**Given instruction:**
List every line of the material that contains the word "left".

**Given records:**
*-*-*

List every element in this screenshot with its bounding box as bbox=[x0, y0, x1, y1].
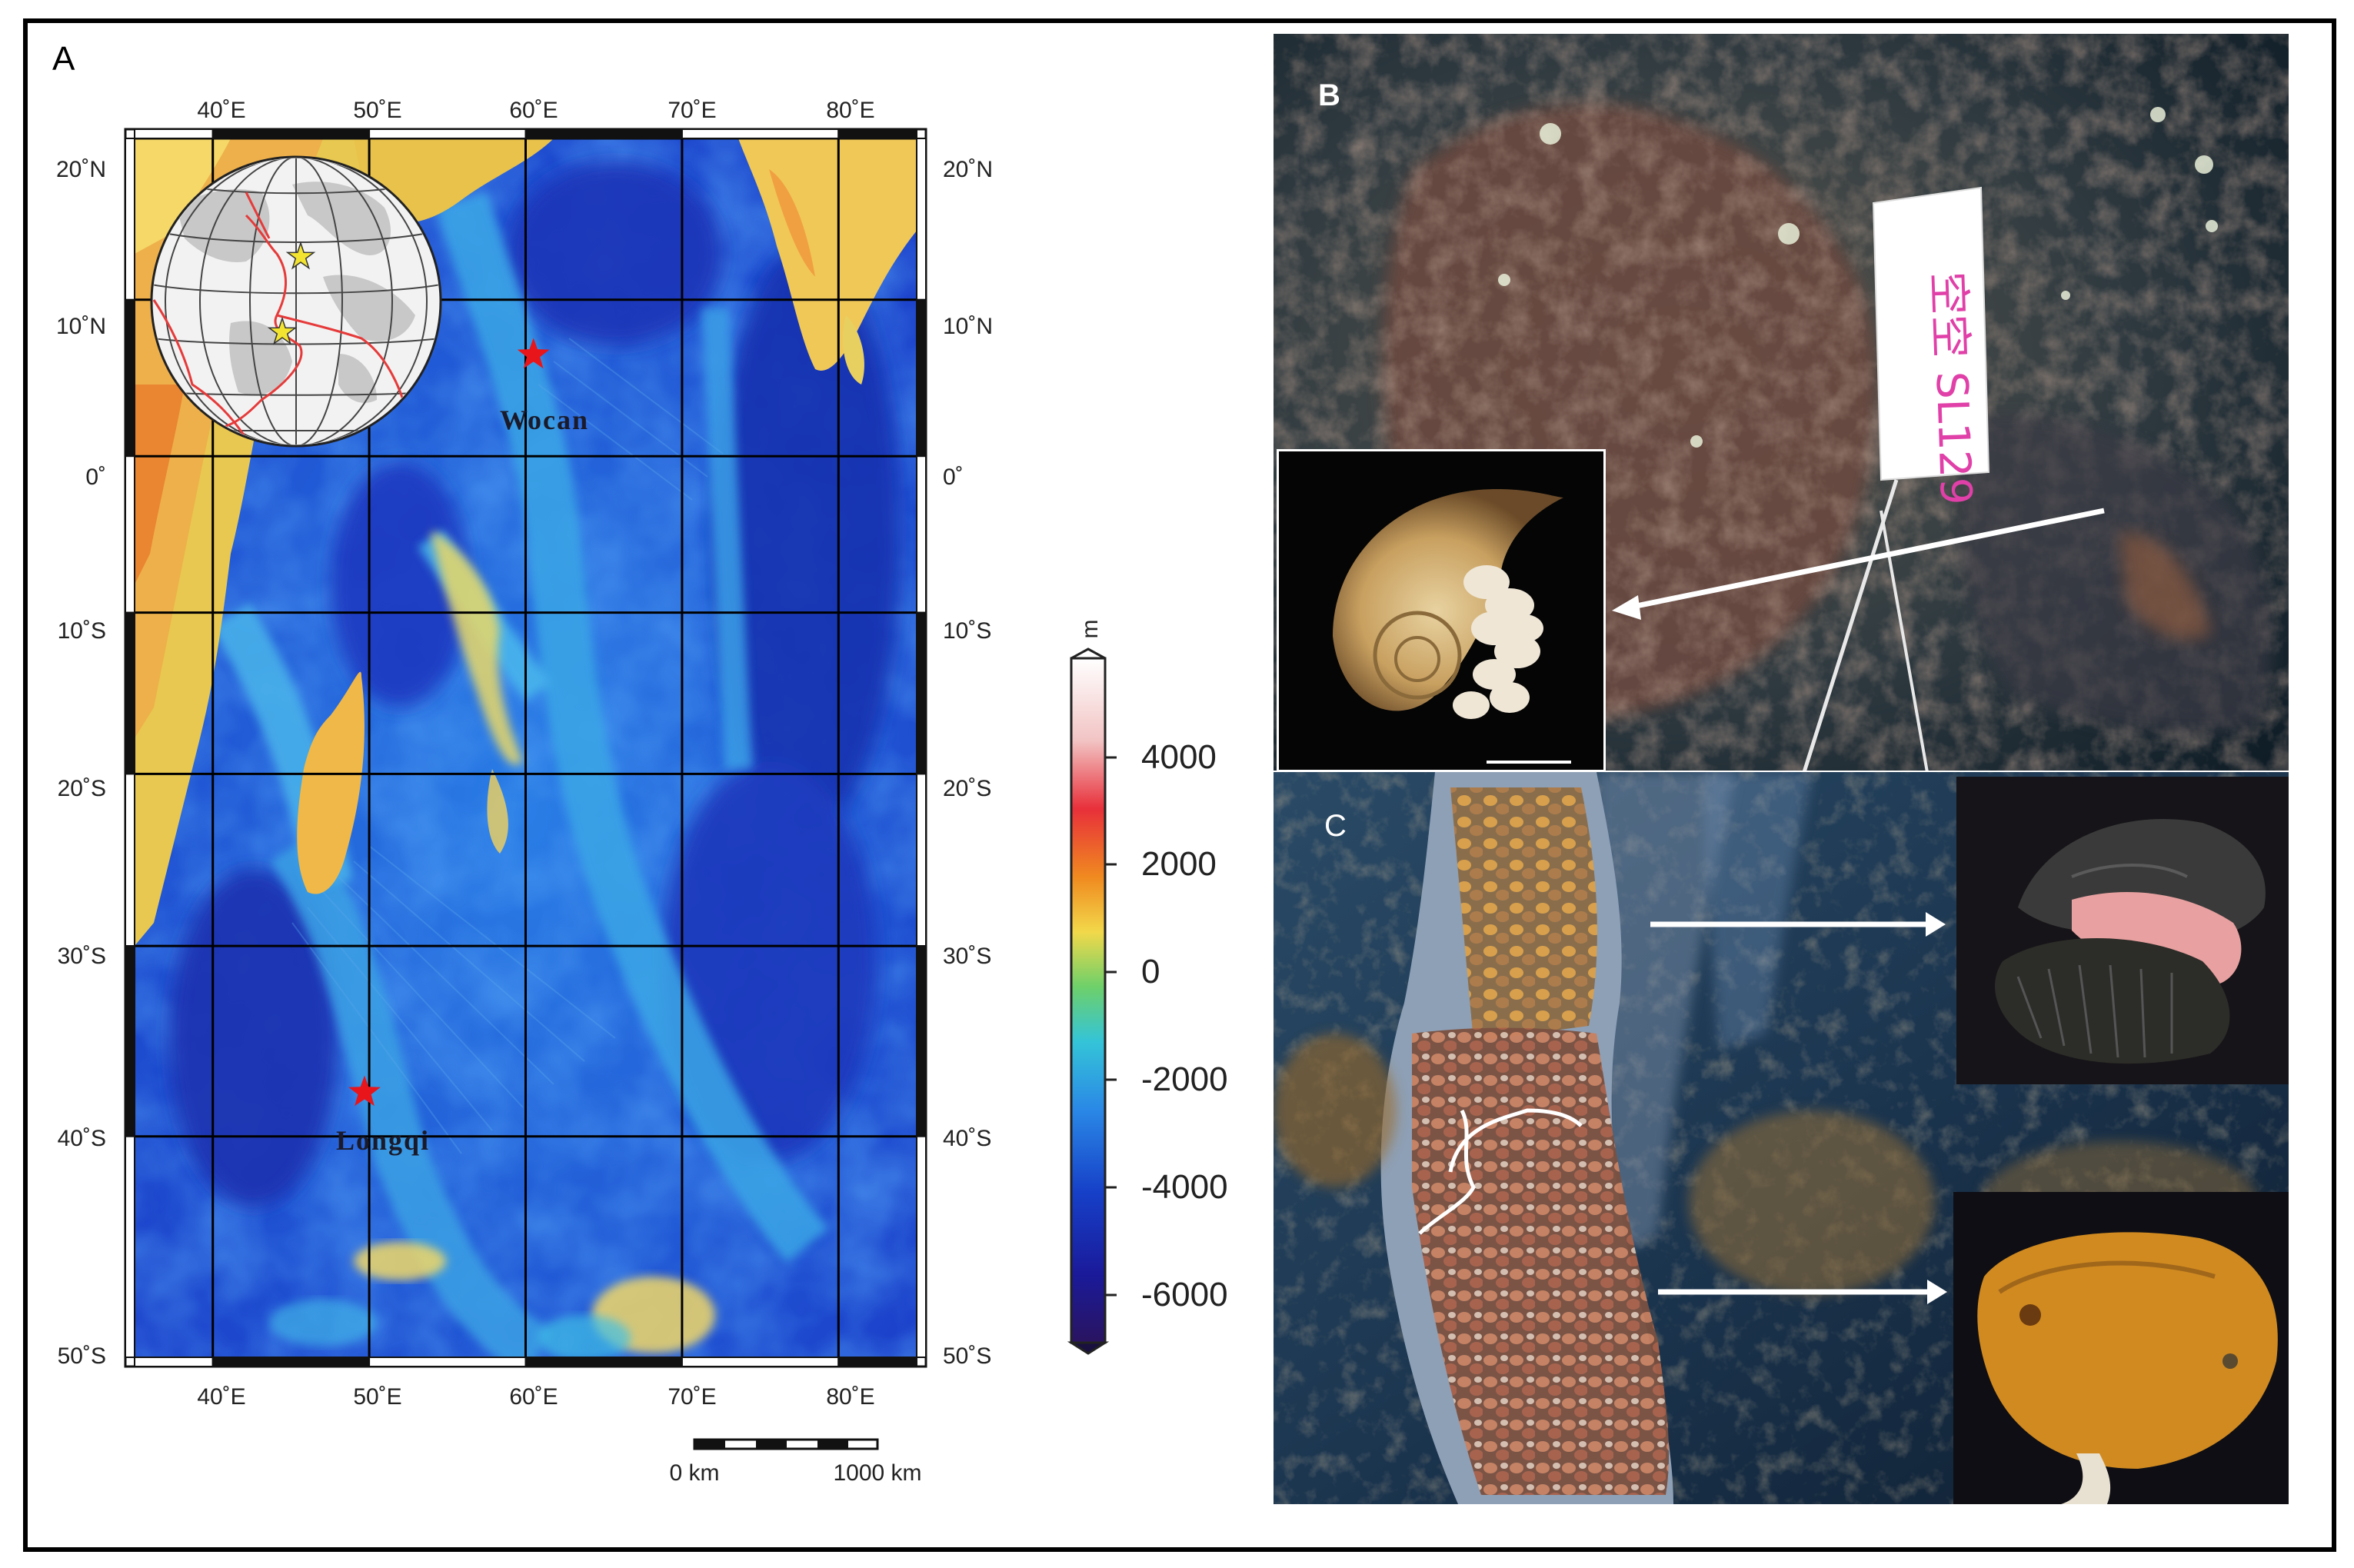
site-markers bbox=[348, 338, 550, 1107]
site-star-longqi bbox=[348, 1075, 381, 1107]
depth-colorbar: m 4000 2000 0 -2000 -4000 -6000 bbox=[1067, 620, 1228, 1355]
lat-label-left: 50˚S bbox=[58, 1343, 106, 1369]
frame-segment bbox=[681, 128, 840, 139]
panel-a-label: A bbox=[52, 40, 75, 78]
frame-segment bbox=[916, 1135, 927, 1359]
colorbar-tick-label: 2000 bbox=[1141, 845, 1217, 883]
graticule bbox=[135, 138, 917, 1357]
frame-segment bbox=[681, 1357, 840, 1367]
india-land bbox=[738, 138, 917, 385]
colorbar-tick-label: 4000 bbox=[1141, 738, 1217, 776]
frame-segment bbox=[368, 1357, 527, 1367]
frame-segment bbox=[916, 611, 927, 775]
site-label-longqi: Longqi bbox=[336, 1125, 430, 1156]
lon-label-top: 40˚E bbox=[197, 98, 245, 123]
frame-segment bbox=[211, 128, 371, 139]
globe-star-icon bbox=[285, 241, 316, 270]
frame-segment bbox=[916, 455, 927, 614]
lon-label-bottom: 60˚E bbox=[509, 1384, 558, 1410]
inset-scaly-foot-snail-orange bbox=[1953, 1192, 2289, 1504]
frame-segment bbox=[125, 773, 135, 947]
lat-label-left: 40˚S bbox=[58, 1126, 106, 1151]
frame-segment bbox=[524, 128, 683, 139]
lat-label-right: 20˚S bbox=[943, 776, 991, 801]
lon-label-top: 60˚E bbox=[509, 98, 558, 123]
colorbar-tick-label: 0 bbox=[1141, 953, 1160, 990]
inset-snail-shell bbox=[1277, 449, 1606, 771]
marker-sign: 空空 SL129 bbox=[1803, 186, 1990, 771]
frame-segment bbox=[916, 773, 927, 947]
frame-segment bbox=[134, 128, 214, 139]
photo-c-chimney: C bbox=[1274, 772, 2289, 1504]
photo-b-vent-field: 空空 SL129 bbox=[1274, 34, 2289, 771]
frame-segment bbox=[125, 298, 135, 458]
panel-b-label: B bbox=[1318, 78, 1340, 112]
lon-label-top: 80˚E bbox=[826, 98, 874, 123]
colorbar-tick-label: -2000 bbox=[1141, 1060, 1228, 1098]
lat-label-right: 20˚N bbox=[943, 157, 993, 182]
frame-segment bbox=[125, 1135, 135, 1359]
colorbar-tick-label: -4000 bbox=[1141, 1168, 1228, 1206]
lon-label-bottom: 80˚E bbox=[826, 1384, 874, 1410]
arabia-land bbox=[354, 138, 554, 224]
frame-segment bbox=[916, 138, 927, 301]
lat-label-left: 20˚S bbox=[58, 776, 106, 801]
lat-label-left: 20˚N bbox=[56, 157, 106, 182]
scale-bar: 0 km 1000 km bbox=[669, 1438, 922, 1486]
marker-text: 空空 SL129 bbox=[1923, 271, 1981, 506]
site-star-wocan bbox=[517, 338, 550, 369]
scale-bar-start: 0 km bbox=[669, 1460, 719, 1486]
frame-segment bbox=[837, 1357, 918, 1367]
lon-label-top: 50˚E bbox=[353, 98, 401, 123]
frame-segment bbox=[125, 138, 135, 301]
lat-label-left: 0˚ bbox=[85, 464, 106, 490]
frame-segment bbox=[524, 1357, 683, 1367]
lon-label-bottom: 50˚E bbox=[353, 1384, 401, 1410]
map-body bbox=[135, 138, 917, 1357]
lat-label-right: 10˚S bbox=[943, 618, 991, 644]
lat-label-right: 30˚S bbox=[943, 944, 991, 969]
map-frame bbox=[124, 128, 927, 1368]
lon-label-top: 70˚E bbox=[668, 98, 716, 123]
frame-segment bbox=[134, 1357, 214, 1367]
lon-label-bottom: 70˚E bbox=[668, 1384, 716, 1410]
lat-label-left: 30˚S bbox=[58, 944, 106, 969]
lat-label-right: 50˚S bbox=[943, 1343, 991, 1369]
inset-scaly-foot-snail-black bbox=[1956, 777, 2289, 1084]
lon-label-bottom: 40˚E bbox=[197, 1384, 245, 1410]
globe-star-icon bbox=[267, 316, 298, 345]
frame-segment bbox=[916, 945, 927, 1137]
frame-segment bbox=[125, 611, 135, 775]
site-label-wocan: Wocan bbox=[500, 404, 589, 435]
lat-label-right: 0˚ bbox=[943, 464, 964, 490]
frame-segment bbox=[211, 1357, 371, 1367]
colorbar-tick-label: -6000 bbox=[1141, 1276, 1228, 1313]
frame-segment bbox=[837, 128, 918, 139]
scale-bar-end: 1000 km bbox=[833, 1460, 921, 1486]
lat-label-left: 10˚S bbox=[58, 618, 106, 644]
frame-segment bbox=[125, 945, 135, 1137]
madagascar-land bbox=[297, 671, 365, 894]
axis-labels: 40˚E 50˚E 60˚E 70˚E 80˚E 40˚E 50˚E 60˚E … bbox=[56, 98, 993, 1410]
lat-label-left: 10˚N bbox=[56, 314, 106, 339]
globe-inset bbox=[150, 155, 442, 448]
panel-c-label: C bbox=[1324, 809, 1347, 843]
colorbar-unit: m bbox=[1077, 620, 1103, 639]
lat-label-right: 40˚S bbox=[943, 1126, 991, 1151]
lat-label-right: 10˚N bbox=[943, 314, 993, 339]
frame-segment bbox=[916, 298, 927, 458]
frame-segment bbox=[368, 128, 527, 139]
frame-segment bbox=[125, 455, 135, 614]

*-*-*

**Completed task:**
lat-label-left: 50˚S bbox=[58, 1343, 106, 1369]
lat-label-left: 40˚S bbox=[58, 1126, 106, 1151]
lat-label-left: 20˚S bbox=[58, 776, 106, 801]
lat-label-left: 20˚N bbox=[56, 157, 106, 182]
lat-label-left: 0˚ bbox=[85, 464, 106, 490]
lat-label-left: 30˚S bbox=[58, 944, 106, 969]
lat-label-left: 10˚S bbox=[58, 618, 106, 644]
lat-label-left: 10˚N bbox=[56, 314, 106, 339]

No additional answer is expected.